--- BEGIN ---

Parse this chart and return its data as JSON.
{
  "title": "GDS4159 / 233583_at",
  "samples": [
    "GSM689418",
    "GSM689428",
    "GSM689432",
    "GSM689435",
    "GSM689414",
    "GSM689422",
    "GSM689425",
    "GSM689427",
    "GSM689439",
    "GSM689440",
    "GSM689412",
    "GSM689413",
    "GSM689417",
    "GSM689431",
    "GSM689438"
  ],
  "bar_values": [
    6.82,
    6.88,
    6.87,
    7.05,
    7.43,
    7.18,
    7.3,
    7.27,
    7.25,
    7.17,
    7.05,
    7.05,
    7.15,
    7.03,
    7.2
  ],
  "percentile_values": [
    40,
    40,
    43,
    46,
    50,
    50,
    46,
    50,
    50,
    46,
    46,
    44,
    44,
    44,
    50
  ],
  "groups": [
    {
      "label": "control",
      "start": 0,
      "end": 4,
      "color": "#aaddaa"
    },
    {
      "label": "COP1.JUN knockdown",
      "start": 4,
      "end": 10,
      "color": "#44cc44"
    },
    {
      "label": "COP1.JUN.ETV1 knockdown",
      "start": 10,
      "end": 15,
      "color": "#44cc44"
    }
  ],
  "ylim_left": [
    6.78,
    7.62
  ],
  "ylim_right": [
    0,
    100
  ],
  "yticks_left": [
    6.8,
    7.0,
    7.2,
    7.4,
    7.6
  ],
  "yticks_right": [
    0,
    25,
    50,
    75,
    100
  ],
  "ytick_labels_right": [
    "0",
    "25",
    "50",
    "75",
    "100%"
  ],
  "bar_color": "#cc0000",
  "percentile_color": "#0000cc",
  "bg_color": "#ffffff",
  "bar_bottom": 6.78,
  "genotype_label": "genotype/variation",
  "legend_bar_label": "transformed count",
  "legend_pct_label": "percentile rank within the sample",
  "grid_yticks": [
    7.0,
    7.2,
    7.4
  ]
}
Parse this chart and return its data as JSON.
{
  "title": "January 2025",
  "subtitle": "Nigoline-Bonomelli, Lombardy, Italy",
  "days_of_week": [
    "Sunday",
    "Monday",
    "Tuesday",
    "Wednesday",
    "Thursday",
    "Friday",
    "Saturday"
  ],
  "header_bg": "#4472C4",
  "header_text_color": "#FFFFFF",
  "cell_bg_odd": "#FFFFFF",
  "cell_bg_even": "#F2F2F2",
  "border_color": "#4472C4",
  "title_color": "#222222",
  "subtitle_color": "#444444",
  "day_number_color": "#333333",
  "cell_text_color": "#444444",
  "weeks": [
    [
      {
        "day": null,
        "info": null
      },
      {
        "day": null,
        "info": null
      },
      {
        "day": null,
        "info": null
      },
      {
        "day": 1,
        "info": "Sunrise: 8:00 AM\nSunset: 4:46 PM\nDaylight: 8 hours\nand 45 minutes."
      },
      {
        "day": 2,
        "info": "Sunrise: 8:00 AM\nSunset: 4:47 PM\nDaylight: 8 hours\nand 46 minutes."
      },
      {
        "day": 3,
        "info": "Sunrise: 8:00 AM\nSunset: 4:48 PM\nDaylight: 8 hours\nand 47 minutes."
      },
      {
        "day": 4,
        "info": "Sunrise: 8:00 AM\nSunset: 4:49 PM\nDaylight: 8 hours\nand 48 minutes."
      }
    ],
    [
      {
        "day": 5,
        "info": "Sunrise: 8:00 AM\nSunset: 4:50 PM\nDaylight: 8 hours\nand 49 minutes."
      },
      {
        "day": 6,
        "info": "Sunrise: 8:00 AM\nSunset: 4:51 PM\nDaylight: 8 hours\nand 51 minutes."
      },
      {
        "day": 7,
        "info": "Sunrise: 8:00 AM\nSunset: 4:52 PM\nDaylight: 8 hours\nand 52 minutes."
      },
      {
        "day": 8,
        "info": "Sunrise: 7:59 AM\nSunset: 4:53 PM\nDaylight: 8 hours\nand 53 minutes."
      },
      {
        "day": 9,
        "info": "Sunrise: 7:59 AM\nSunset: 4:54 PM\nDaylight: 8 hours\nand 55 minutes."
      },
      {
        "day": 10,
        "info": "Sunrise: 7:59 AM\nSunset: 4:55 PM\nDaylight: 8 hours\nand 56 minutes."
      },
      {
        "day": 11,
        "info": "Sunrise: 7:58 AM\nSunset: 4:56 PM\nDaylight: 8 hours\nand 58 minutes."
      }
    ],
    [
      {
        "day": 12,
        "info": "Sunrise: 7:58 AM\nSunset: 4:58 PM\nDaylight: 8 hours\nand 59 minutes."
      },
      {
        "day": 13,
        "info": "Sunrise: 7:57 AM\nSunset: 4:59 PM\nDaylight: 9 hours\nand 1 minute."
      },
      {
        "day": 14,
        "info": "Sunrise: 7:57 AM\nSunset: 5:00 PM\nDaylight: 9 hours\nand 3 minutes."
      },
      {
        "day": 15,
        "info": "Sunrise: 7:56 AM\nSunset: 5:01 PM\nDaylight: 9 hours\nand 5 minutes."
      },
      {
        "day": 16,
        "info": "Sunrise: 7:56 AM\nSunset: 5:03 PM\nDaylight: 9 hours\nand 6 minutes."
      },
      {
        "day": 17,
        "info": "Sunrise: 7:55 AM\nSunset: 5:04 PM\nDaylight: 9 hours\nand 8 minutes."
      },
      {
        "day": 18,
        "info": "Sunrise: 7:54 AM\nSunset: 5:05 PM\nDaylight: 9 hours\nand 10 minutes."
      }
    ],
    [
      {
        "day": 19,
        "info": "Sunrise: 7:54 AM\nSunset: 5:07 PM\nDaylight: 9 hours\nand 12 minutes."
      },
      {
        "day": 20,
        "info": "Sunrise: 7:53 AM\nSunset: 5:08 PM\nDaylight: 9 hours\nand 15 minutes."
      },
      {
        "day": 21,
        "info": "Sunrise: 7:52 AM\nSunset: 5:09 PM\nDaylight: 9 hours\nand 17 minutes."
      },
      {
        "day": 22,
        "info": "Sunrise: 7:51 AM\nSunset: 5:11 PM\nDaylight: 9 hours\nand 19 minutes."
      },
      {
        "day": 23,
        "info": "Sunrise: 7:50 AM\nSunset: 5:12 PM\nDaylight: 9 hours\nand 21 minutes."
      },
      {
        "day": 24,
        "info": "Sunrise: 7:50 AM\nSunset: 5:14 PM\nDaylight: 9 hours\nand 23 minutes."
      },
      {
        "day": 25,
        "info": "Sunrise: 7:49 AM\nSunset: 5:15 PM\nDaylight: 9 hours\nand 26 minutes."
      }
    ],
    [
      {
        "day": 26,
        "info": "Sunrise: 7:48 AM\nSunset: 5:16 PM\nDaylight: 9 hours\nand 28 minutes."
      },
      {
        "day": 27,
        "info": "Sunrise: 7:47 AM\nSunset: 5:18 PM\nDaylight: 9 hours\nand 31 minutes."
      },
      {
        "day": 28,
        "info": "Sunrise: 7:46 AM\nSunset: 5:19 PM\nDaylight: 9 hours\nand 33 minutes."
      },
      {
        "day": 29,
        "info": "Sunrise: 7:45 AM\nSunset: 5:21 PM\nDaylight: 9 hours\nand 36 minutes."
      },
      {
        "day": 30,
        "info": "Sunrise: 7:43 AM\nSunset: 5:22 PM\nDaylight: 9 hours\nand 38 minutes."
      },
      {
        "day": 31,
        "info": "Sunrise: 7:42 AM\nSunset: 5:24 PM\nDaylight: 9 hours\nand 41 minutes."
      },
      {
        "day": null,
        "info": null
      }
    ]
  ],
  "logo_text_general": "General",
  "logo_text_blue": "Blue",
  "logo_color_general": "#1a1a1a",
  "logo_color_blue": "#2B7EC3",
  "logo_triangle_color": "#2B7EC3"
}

--- END ---

• **STATED EXERCISE**:
Return all of the entries word for word.

• **SOLUTION FOR THIS EXERCISE**:
Parse this chart and return its data as JSON.
{
  "title": "GDS4159 / 233583_at",
  "samples": [
    "GSM689418",
    "GSM689428",
    "GSM689432",
    "GSM689435",
    "GSM689414",
    "GSM689422",
    "GSM689425",
    "GSM689427",
    "GSM689439",
    "GSM689440",
    "GSM689412",
    "GSM689413",
    "GSM689417",
    "GSM689431",
    "GSM689438"
  ],
  "bar_values": [
    6.82,
    6.88,
    6.87,
    7.05,
    7.43,
    7.18,
    7.3,
    7.27,
    7.25,
    7.17,
    7.05,
    7.05,
    7.15,
    7.03,
    7.2
  ],
  "percentile_values": [
    40,
    40,
    43,
    46,
    50,
    50,
    46,
    50,
    50,
    46,
    46,
    44,
    44,
    44,
    50
  ],
  "groups": [
    {
      "label": "control",
      "start": 0,
      "end": 4,
      "color": "#aaddaa"
    },
    {
      "label": "COP1.JUN knockdown",
      "start": 4,
      "end": 10,
      "color": "#44cc44"
    },
    {
      "label": "COP1.JUN.ETV1 knockdown",
      "start": 10,
      "end": 15,
      "color": "#44cc44"
    }
  ],
  "ylim_left": [
    6.78,
    7.62
  ],
  "ylim_right": [
    0,
    100
  ],
  "yticks_left": [
    6.8,
    7.0,
    7.2,
    7.4,
    7.6
  ],
  "yticks_right": [
    0,
    25,
    50,
    75,
    100
  ],
  "ytick_labels_right": [
    "0",
    "25",
    "50",
    "75",
    "100%"
  ],
  "bar_color": "#cc0000",
  "percentile_color": "#0000cc",
  "bg_color": "#ffffff",
  "bar_bottom": 6.78,
  "genotype_label": "genotype/variation",
  "legend_bar_label": "transformed count",
  "legend_pct_label": "percentile rank within the sample",
  "grid_yticks": [
    7.0,
    7.2,
    7.4
  ]
}
Parse this chart and return its data as JSON.
{
  "title": "January 2025",
  "subtitle": "Nigoline-Bonomelli, Lombardy, Italy",
  "days_of_week": [
    "Sunday",
    "Monday",
    "Tuesday",
    "Wednesday",
    "Thursday",
    "Friday",
    "Saturday"
  ],
  "header_bg": "#4472C4",
  "header_text_color": "#FFFFFF",
  "cell_bg_odd": "#FFFFFF",
  "cell_bg_even": "#F2F2F2",
  "border_color": "#4472C4",
  "title_color": "#222222",
  "subtitle_color": "#444444",
  "day_number_color": "#333333",
  "cell_text_color": "#444444",
  "weeks": [
    [
      {
        "day": null,
        "info": null
      },
      {
        "day": null,
        "info": null
      },
      {
        "day": null,
        "info": null
      },
      {
        "day": 1,
        "info": "Sunrise: 8:00 AM\nSunset: 4:46 PM\nDaylight: 8 hours\nand 45 minutes."
      },
      {
        "day": 2,
        "info": "Sunrise: 8:00 AM\nSunset: 4:47 PM\nDaylight: 8 hours\nand 46 minutes."
      },
      {
        "day": 3,
        "info": "Sunrise: 8:00 AM\nSunset: 4:48 PM\nDaylight: 8 hours\nand 47 minutes."
      },
      {
        "day": 4,
        "info": "Sunrise: 8:00 AM\nSunset: 4:49 PM\nDaylight: 8 hours\nand 48 minutes."
      }
    ],
    [
      {
        "day": 5,
        "info": "Sunrise: 8:00 AM\nSunset: 4:50 PM\nDaylight: 8 hours\nand 49 minutes."
      },
      {
        "day": 6,
        "info": "Sunrise: 8:00 AM\nSunset: 4:51 PM\nDaylight: 8 hours\nand 51 minutes."
      },
      {
        "day": 7,
        "info": "Sunrise: 8:00 AM\nSunset: 4:52 PM\nDaylight: 8 hours\nand 52 minutes."
      },
      {
        "day": 8,
        "info": "Sunrise: 7:59 AM\nSunset: 4:53 PM\nDaylight: 8 hours\nand 53 minutes."
      },
      {
        "day": 9,
        "info": "Sunrise: 7:59 AM\nSunset: 4:54 PM\nDaylight: 8 hours\nand 55 minutes."
      },
      {
        "day": 10,
        "info": "Sunrise: 7:59 AM\nSunset: 4:55 PM\nDaylight: 8 hours\nand 56 minutes."
      },
      {
        "day": 11,
        "info": "Sunrise: 7:58 AM\nSunset: 4:56 PM\nDaylight: 8 hours\nand 58 minutes."
      }
    ],
    [
      {
        "day": 12,
        "info": "Sunrise: 7:58 AM\nSunset: 4:58 PM\nDaylight: 8 hours\nand 59 minutes."
      },
      {
        "day": 13,
        "info": "Sunrise: 7:57 AM\nSunset: 4:59 PM\nDaylight: 9 hours\nand 1 minute."
      },
      {
        "day": 14,
        "info": "Sunrise: 7:57 AM\nSunset: 5:00 PM\nDaylight: 9 hours\nand 3 minutes."
      },
      {
        "day": 15,
        "info": "Sunrise: 7:56 AM\nSunset: 5:01 PM\nDaylight: 9 hours\nand 5 minutes."
      },
      {
        "day": 16,
        "info": "Sunrise: 7:56 AM\nSunset: 5:03 PM\nDaylight: 9 hours\nand 6 minutes."
      },
      {
        "day": 17,
        "info": "Sunrise: 7:55 AM\nSunset: 5:04 PM\nDaylight: 9 hours\nand 8 minutes."
      },
      {
        "day": 18,
        "info": "Sunrise: 7:54 AM\nSunset: 5:05 PM\nDaylight: 9 hours\nand 10 minutes."
      }
    ],
    [
      {
        "day": 19,
        "info": "Sunrise: 7:54 AM\nSunset: 5:07 PM\nDaylight: 9 hours\nand 12 minutes."
      },
      {
        "day": 20,
        "info": "Sunrise: 7:53 AM\nSunset: 5:08 PM\nDaylight: 9 hours\nand 15 minutes."
      },
      {
        "day": 21,
        "info": "Sunrise: 7:52 AM\nSunset: 5:09 PM\nDaylight: 9 hours\nand 17 minutes."
      },
      {
        "day": 22,
        "info": "Sunrise: 7:51 AM\nSunset: 5:11 PM\nDaylight: 9 hours\nand 19 minutes."
      },
      {
        "day": 23,
        "info": "Sunrise: 7:50 AM\nSunset: 5:12 PM\nDaylight: 9 hours\nand 21 minutes."
      },
      {
        "day": 24,
        "info": "Sunrise: 7:50 AM\nSunset: 5:14 PM\nDaylight: 9 hours\nand 23 minutes."
      },
      {
        "day": 25,
        "info": "Sunrise: 7:49 AM\nSunset: 5:15 PM\nDaylight: 9 hours\nand 26 minutes."
      }
    ],
    [
      {
        "day": 26,
        "info": "Sunrise: 7:48 AM\nSunset: 5:16 PM\nDaylight: 9 hours\nand 28 minutes."
      },
      {
        "day": 27,
        "info": "Sunrise: 7:47 AM\nSunset: 5:18 PM\nDaylight: 9 hours\nand 31 minutes."
      },
      {
        "day": 28,
        "info": "Sunrise: 7:46 AM\nSunset: 5:19 PM\nDaylight: 9 hours\nand 33 minutes."
      },
      {
        "day": 29,
        "info": "Sunrise: 7:45 AM\nSunset: 5:21 PM\nDaylight: 9 hours\nand 36 minutes."
      },
      {
        "day": 30,
        "info": "Sunrise: 7:43 AM\nSunset: 5:22 PM\nDaylight: 9 hours\nand 38 minutes."
      },
      {
        "day": 31,
        "info": "Sunrise: 7:42 AM\nSunset: 5:24 PM\nDaylight: 9 hours\nand 41 minutes."
      },
      {
        "day": null,
        "info": null
      }
    ]
  ],
  "logo_text_general": "General",
  "logo_text_blue": "Blue",
  "logo_color_general": "#1a1a1a",
  "logo_color_blue": "#2B7EC3",
  "logo_triangle_color": "#2B7EC3"
}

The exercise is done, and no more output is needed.